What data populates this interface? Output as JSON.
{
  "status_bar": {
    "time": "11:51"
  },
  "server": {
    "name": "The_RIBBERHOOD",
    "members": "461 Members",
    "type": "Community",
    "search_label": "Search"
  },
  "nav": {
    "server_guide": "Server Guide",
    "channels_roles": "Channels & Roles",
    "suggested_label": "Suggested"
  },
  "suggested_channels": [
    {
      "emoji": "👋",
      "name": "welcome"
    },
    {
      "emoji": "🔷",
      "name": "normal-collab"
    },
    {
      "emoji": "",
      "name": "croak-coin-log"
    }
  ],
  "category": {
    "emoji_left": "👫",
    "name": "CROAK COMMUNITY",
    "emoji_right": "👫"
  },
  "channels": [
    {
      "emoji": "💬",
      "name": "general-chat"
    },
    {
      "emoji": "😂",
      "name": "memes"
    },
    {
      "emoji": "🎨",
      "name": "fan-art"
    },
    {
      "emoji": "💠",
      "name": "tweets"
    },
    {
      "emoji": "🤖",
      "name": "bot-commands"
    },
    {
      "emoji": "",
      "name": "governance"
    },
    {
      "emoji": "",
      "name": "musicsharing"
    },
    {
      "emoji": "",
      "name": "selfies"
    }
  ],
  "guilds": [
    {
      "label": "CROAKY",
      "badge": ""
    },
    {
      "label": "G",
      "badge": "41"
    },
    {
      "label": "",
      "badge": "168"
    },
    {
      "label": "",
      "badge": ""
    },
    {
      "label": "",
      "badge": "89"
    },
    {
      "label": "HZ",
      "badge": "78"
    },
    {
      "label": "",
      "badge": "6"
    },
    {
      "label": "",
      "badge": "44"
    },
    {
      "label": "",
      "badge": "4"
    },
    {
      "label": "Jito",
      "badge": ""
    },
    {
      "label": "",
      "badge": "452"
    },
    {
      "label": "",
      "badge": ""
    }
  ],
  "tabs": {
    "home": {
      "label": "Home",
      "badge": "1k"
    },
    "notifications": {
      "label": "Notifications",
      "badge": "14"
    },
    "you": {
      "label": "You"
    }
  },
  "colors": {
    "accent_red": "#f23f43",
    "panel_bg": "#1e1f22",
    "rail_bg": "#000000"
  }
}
- - - -
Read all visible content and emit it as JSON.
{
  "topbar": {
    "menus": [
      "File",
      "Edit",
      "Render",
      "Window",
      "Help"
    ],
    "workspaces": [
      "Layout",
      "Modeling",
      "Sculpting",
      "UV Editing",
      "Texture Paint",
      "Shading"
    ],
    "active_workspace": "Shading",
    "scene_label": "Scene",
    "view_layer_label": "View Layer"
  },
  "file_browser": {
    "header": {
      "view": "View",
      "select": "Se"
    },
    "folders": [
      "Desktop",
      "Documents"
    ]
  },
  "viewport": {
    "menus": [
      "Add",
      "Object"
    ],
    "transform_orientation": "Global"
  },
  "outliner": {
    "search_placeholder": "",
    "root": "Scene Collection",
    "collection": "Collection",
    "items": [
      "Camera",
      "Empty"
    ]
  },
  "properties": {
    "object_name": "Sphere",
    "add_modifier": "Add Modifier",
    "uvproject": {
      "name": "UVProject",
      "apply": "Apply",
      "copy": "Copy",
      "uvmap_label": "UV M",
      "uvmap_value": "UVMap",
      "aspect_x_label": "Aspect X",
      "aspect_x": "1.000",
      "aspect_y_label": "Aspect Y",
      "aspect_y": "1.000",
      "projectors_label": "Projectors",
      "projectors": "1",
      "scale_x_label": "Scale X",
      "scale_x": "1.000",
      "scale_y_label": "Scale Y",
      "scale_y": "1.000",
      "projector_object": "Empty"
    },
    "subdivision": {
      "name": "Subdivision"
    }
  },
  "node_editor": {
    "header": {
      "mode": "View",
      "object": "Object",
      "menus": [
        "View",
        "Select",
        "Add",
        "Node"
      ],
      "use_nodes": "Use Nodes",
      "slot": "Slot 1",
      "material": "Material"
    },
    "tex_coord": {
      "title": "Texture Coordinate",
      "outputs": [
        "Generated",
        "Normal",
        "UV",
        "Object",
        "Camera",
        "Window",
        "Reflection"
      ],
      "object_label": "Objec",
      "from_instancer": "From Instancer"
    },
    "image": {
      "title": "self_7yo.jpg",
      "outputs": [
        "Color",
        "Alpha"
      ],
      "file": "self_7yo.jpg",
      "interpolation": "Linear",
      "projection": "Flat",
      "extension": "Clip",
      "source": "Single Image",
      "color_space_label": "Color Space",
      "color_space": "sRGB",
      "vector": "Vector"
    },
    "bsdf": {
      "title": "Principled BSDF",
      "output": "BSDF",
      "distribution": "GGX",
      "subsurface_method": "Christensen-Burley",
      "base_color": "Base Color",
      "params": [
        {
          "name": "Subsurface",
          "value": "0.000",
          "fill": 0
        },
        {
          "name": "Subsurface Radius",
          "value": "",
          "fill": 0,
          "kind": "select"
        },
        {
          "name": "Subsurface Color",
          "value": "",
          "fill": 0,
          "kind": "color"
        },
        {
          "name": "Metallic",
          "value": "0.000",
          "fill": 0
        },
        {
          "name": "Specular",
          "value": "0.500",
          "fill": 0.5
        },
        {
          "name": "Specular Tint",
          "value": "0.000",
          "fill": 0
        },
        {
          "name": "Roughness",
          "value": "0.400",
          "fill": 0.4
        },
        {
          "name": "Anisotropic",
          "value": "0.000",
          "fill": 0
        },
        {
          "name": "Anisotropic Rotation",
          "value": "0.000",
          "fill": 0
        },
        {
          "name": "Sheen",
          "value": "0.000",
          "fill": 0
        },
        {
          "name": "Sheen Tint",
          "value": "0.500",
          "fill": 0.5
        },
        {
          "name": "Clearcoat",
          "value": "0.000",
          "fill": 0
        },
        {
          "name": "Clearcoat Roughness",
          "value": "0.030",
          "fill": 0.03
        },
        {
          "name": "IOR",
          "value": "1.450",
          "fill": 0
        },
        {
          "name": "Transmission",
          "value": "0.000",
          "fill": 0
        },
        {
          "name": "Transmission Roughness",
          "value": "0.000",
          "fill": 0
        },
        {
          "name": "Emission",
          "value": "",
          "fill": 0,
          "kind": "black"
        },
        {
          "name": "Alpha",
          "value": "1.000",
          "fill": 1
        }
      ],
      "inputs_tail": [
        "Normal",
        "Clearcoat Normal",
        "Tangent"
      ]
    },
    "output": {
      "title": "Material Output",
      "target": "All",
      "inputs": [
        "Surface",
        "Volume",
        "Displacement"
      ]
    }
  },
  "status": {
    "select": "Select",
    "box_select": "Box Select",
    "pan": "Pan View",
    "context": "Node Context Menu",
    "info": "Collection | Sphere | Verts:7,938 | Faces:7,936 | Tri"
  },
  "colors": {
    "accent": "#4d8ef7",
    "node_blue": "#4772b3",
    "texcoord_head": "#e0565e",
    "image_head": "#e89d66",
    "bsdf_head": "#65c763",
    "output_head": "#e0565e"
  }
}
- - - -
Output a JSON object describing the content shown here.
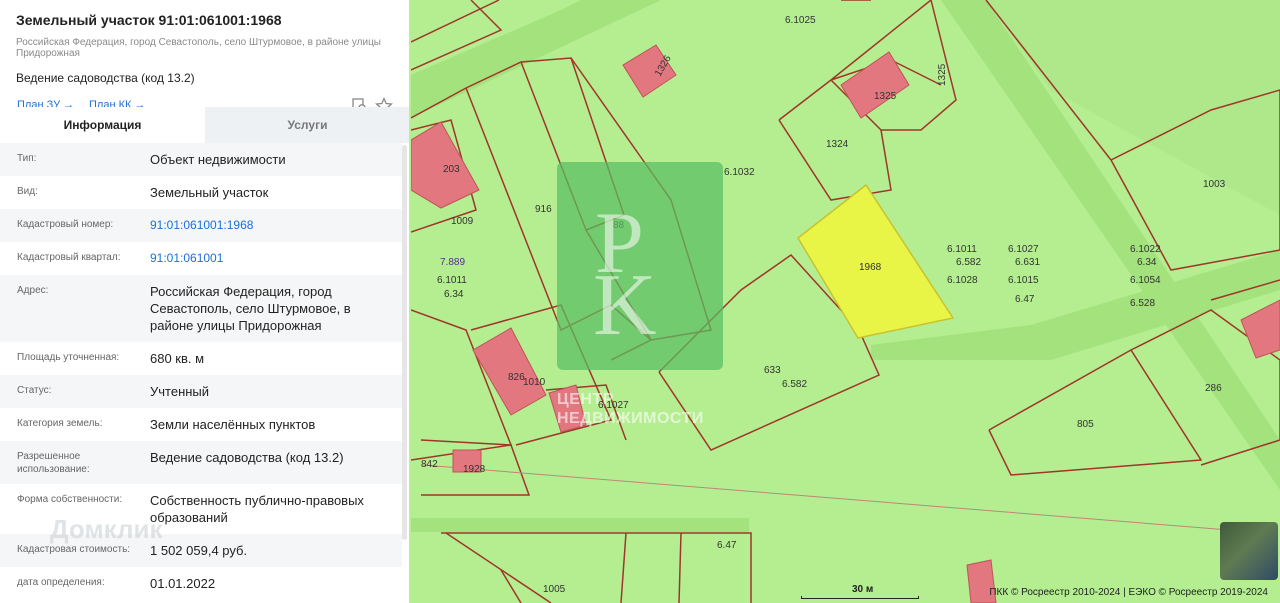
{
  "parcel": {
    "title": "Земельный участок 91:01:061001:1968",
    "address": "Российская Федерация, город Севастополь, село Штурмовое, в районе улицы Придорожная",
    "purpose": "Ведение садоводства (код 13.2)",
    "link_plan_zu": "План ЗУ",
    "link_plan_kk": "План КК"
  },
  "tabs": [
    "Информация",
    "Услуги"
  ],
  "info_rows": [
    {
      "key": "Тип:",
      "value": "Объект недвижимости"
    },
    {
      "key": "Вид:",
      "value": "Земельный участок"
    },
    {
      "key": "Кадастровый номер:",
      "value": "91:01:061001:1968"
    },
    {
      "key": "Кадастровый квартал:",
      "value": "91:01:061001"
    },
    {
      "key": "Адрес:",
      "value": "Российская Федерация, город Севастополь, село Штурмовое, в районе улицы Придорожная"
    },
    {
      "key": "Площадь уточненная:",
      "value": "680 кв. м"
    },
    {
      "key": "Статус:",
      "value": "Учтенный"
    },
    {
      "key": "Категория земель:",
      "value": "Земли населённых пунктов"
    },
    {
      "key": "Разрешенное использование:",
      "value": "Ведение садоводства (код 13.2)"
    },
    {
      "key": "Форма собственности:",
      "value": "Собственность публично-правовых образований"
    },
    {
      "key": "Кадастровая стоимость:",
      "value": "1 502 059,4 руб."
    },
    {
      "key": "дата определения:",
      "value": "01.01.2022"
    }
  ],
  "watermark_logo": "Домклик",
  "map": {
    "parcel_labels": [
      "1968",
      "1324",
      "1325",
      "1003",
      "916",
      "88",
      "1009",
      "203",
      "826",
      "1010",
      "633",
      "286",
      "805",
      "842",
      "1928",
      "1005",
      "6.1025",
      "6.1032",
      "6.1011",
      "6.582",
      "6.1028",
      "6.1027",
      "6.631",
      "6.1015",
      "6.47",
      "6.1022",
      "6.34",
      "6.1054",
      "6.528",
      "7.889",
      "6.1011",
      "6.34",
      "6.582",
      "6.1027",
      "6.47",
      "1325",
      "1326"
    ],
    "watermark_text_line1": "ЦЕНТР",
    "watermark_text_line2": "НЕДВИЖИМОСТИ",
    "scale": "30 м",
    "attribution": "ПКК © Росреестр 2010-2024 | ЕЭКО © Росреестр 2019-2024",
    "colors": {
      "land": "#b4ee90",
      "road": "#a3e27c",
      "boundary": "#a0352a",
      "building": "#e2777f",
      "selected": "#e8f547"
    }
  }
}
- - - -
**Exercise**
State the count of lines holding the string "Кадастровый" in the listing above, and nothing else.

**Result of this exercise**
2